Records from a collection of figures
--- BEGIN ---

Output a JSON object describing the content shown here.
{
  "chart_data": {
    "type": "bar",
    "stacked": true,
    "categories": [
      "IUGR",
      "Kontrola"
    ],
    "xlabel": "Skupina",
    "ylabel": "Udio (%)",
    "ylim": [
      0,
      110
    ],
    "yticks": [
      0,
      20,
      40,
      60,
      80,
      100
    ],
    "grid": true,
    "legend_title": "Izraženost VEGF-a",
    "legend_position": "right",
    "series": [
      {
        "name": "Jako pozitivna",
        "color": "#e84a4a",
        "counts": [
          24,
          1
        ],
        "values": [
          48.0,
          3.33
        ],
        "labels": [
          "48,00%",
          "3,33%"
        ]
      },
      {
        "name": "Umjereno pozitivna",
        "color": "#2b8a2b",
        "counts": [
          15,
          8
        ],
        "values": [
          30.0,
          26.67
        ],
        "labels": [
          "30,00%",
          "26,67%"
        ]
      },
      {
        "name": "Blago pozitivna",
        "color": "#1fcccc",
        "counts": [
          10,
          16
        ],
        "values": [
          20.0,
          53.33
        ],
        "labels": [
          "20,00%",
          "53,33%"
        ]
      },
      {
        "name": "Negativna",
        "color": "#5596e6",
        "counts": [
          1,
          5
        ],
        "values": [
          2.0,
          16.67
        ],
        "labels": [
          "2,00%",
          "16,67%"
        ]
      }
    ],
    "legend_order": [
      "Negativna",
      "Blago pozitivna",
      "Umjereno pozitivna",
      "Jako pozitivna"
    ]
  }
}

--- END ---

### SET EXERCISE
Copy out all of the lines above exactly.

### ANSWER TO THIS PROBLEM
Output a JSON object describing the content shown here.
{
  "chart_data": {
    "type": "bar",
    "stacked": true,
    "categories": [
      "IUGR",
      "Kontrola"
    ],
    "xlabel": "Skupina",
    "ylabel": "Udio (%)",
    "ylim": [
      0,
      110
    ],
    "yticks": [
      0,
      20,
      40,
      60,
      80,
      100
    ],
    "grid": true,
    "legend_title": "Izraženost VEGF-a",
    "legend_position": "right",
    "series": [
      {
        "name": "Jako pozitivna",
        "color": "#e84a4a",
        "counts": [
          24,
          1
        ],
        "values": [
          48.0,
          3.33
        ],
        "labels": [
          "48,00%",
          "3,33%"
        ]
      },
      {
        "name": "Umjereno pozitivna",
        "color": "#2b8a2b",
        "counts": [
          15,
          8
        ],
        "values": [
          30.0,
          26.67
        ],
        "labels": [
          "30,00%",
          "26,67%"
        ]
      },
      {
        "name": "Blago pozitivna",
        "color": "#1fcccc",
        "counts": [
          10,
          16
        ],
        "values": [
          20.0,
          53.33
        ],
        "labels": [
          "20,00%",
          "53,33%"
        ]
      },
      {
        "name": "Negativna",
        "color": "#5596e6",
        "counts": [
          1,
          5
        ],
        "values": [
          2.0,
          16.67
        ],
        "labels": [
          "2,00%",
          "16,67%"
        ]
      }
    ],
    "legend_order": [
      "Negativna",
      "Blago pozitivna",
      "Umjereno pozitivna",
      "Jako pozitivna"
    ]
  }
}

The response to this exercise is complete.